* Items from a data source
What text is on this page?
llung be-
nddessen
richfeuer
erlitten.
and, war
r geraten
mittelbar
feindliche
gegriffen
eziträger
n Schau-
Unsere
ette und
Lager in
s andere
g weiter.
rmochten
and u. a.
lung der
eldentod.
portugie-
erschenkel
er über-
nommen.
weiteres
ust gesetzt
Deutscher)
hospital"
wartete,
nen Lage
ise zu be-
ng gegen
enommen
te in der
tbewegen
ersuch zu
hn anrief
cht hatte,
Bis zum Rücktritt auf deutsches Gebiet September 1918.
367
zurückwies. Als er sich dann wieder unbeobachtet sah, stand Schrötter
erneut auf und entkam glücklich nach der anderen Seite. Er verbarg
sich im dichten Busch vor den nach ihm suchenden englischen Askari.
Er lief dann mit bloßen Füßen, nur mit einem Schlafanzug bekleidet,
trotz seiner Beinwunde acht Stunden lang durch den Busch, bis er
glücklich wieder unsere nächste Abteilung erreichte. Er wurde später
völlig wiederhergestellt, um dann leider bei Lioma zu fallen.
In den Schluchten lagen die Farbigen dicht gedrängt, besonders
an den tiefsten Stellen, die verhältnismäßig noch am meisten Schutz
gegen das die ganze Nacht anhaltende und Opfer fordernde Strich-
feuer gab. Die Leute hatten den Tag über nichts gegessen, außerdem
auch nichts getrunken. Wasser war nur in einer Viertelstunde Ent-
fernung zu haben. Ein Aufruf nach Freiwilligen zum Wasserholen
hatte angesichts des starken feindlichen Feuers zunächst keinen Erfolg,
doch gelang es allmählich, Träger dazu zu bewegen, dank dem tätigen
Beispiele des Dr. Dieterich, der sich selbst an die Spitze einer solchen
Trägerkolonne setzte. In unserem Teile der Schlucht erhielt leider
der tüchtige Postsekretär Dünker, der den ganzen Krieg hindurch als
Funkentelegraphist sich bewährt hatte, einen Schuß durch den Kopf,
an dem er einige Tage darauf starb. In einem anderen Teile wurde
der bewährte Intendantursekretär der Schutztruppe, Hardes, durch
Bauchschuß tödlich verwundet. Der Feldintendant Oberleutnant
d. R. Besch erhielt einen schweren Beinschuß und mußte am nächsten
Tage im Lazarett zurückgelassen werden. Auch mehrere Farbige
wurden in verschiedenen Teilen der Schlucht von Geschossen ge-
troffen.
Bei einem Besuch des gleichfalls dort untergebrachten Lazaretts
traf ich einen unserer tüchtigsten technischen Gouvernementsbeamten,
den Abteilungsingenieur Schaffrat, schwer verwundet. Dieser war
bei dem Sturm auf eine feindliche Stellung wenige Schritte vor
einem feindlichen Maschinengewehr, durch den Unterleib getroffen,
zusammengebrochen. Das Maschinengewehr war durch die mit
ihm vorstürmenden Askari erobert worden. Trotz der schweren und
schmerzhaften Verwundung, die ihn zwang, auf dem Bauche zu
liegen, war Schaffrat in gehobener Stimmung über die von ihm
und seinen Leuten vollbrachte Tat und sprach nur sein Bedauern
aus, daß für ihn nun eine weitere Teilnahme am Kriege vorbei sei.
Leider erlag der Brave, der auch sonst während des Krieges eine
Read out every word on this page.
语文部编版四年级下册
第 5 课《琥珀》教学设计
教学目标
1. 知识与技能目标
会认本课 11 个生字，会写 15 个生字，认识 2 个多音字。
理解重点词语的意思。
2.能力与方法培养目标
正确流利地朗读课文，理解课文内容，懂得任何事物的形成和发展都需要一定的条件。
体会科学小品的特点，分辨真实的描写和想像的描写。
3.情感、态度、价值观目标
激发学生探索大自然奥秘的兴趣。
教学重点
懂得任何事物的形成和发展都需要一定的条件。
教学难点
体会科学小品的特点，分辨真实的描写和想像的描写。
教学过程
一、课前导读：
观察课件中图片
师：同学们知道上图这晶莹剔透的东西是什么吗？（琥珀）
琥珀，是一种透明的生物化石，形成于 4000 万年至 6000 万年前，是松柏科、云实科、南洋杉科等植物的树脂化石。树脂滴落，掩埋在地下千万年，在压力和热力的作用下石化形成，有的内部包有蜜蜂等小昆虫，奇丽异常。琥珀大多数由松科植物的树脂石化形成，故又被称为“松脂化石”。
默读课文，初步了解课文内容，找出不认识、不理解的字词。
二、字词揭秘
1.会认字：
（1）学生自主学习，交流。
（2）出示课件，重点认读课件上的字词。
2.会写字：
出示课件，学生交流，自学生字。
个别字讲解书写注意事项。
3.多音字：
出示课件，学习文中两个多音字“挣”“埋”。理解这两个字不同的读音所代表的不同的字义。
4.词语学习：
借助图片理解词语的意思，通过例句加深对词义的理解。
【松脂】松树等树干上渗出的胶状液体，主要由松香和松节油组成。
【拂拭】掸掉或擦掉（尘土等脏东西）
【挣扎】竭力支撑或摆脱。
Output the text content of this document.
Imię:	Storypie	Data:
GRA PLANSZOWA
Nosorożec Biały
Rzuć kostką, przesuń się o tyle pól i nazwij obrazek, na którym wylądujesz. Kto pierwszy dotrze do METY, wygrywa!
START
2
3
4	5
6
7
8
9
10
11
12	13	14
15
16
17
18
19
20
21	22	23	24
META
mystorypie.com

* Written task
In this exercise, repeat all entries exactly.

* Final result
What text is on this page?
llung be-
nddessen
richfeuer
erlitten.
and, war
r geraten
mittelbar
feindliche
gegriffen
eziträger
n Schau-
Unsere
ette und
Lager in
s andere
g weiter.
rmochten
and u. a.
lung der
eldentod.
portugie-
erschenkel
er über-
nommen.
weiteres
ust gesetzt
Deutscher)
hospital"
wartete,
nen Lage
ise zu be-
ng gegen
enommen
te in der
tbewegen
ersuch zu
hn anrief
cht hatte,
Bis zum Rücktritt auf deutsches Gebiet September 1918.
367
zurückwies. Als er sich dann wieder unbeobachtet sah, stand Schrötter
erneut auf und entkam glücklich nach der anderen Seite. Er verbarg
sich im dichten Busch vor den nach ihm suchenden englischen Askari.
Er lief dann mit bloßen Füßen, nur mit einem Schlafanzug bekleidet,
trotz seiner Beinwunde acht Stunden lang durch den Busch, bis er
glücklich wieder unsere nächste Abteilung erreichte. Er wurde später
völlig wiederhergestellt, um dann leider bei Lioma zu fallen.
In den Schluchten lagen die Farbigen dicht gedrängt, besonders
an den tiefsten Stellen, die verhältnismäßig noch am meisten Schutz
gegen das die ganze Nacht anhaltende und Opfer fordernde Strich-
feuer gab. Die Leute hatten den Tag über nichts gegessen, außerdem
auch nichts getrunken. Wasser war nur in einer Viertelstunde Ent-
fernung zu haben. Ein Aufruf nach Freiwilligen zum Wasserholen
hatte angesichts des starken feindlichen Feuers zunächst keinen Erfolg,
doch gelang es allmählich, Träger dazu zu bewegen, dank dem tätigen
Beispiele des Dr. Dieterich, der sich selbst an die Spitze einer solchen
Trägerkolonne setzte. In unserem Teile der Schlucht erhielt leider
der tüchtige Postsekretär Dünker, der den ganzen Krieg hindurch als
Funkentelegraphist sich bewährt hatte, einen Schuß durch den Kopf,
an dem er einige Tage darauf starb. In einem anderen Teile wurde
der bewährte Intendantursekretär der Schutztruppe, Hardes, durch
Bauchschuß tödlich verwundet. Der Feldintendant Oberleutnant
d. R. Besch erhielt einen schweren Beinschuß und mußte am nächsten
Tage im Lazarett zurückgelassen werden. Auch mehrere Farbige
wurden in verschiedenen Teilen der Schlucht von Geschossen ge-
troffen.
Bei einem Besuch des gleichfalls dort untergebrachten Lazaretts
traf ich einen unserer tüchtigsten technischen Gouvernementsbeamten,
den Abteilungsingenieur Schaffrat, schwer verwundet. Dieser war
bei dem Sturm auf eine feindliche Stellung wenige Schritte vor
einem feindlichen Maschinengewehr, durch den Unterleib getroffen,
zusammengebrochen. Das Maschinengewehr war durch die mit
ihm vorstürmenden Askari erobert worden. Trotz der schweren und
schmerzhaften Verwundung, die ihn zwang, auf dem Bauche zu
liegen, war Schaffrat in gehobener Stimmung über die von ihm
und seinen Leuten vollbrachte Tat und sprach nur sein Bedauern
aus, daß für ihn nun eine weitere Teilnahme am Kriege vorbei sei.
Leider erlag der Brave, der auch sonst während des Krieges eine
Read out every word on this page.
语文部编版四年级下册
第 5 课《琥珀》教学设计
教学目标
1. 知识与技能目标
会认本课 11 个生字，会写 15 个生字，认识 2 个多音字。
理解重点词语的意思。
2.能力与方法培养目标
正确流利地朗读课文，理解课文内容，懂得任何事物的形成和发展都需要一定的条件。
体会科学小品的特点，分辨真实的描写和想像的描写。
3.情感、态度、价值观目标
激发学生探索大自然奥秘的兴趣。
教学重点
懂得任何事物的形成和发展都需要一定的条件。
教学难点
体会科学小品的特点，分辨真实的描写和想像的描写。
教学过程
一、课前导读：
观察课件中图片
师：同学们知道上图这晶莹剔透的东西是什么吗？（琥珀）
琥珀，是一种透明的生物化石，形成于 4000 万年至 6000 万年前，是松柏科、云实科、南洋杉科等植物的树脂化石。树脂滴落，掩埋在地下千万年，在压力和热力的作用下石化形成，有的内部包有蜜蜂等小昆虫，奇丽异常。琥珀大多数由松科植物的树脂石化形成，故又被称为“松脂化石”。
默读课文，初步了解课文内容，找出不认识、不理解的字词。
二、字词揭秘
1.会认字：
（1）学生自主学习，交流。
（2）出示课件，重点认读课件上的字词。
2.会写字：
出示课件，学生交流，自学生字。
个别字讲解书写注意事项。
3.多音字：
出示课件，学习文中两个多音字“挣”“埋”。理解这两个字不同的读音所代表的不同的字义。
4.词语学习：
借助图片理解词语的意思，通过例句加深对词义的理解。
【松脂】松树等树干上渗出的胶状液体，主要由松香和松节油组成。
【拂拭】掸掉或擦掉（尘土等脏东西）
【挣扎】竭力支撑或摆脱。
Output the text content of this document.
Imię:	Storypie	Data:
GRA PLANSZOWA
Nosorożec Biały
Rzuć kostką, przesuń się o tyle pól i nazwij obrazek, na którym wylądujesz. Kto pierwszy dotrze do METY, wygrywa!
START
2
3
4	5
6
7
8
9
10
11
12	13	14
15
16
17
18
19
20
21	22	23	24
META
mystorypie.com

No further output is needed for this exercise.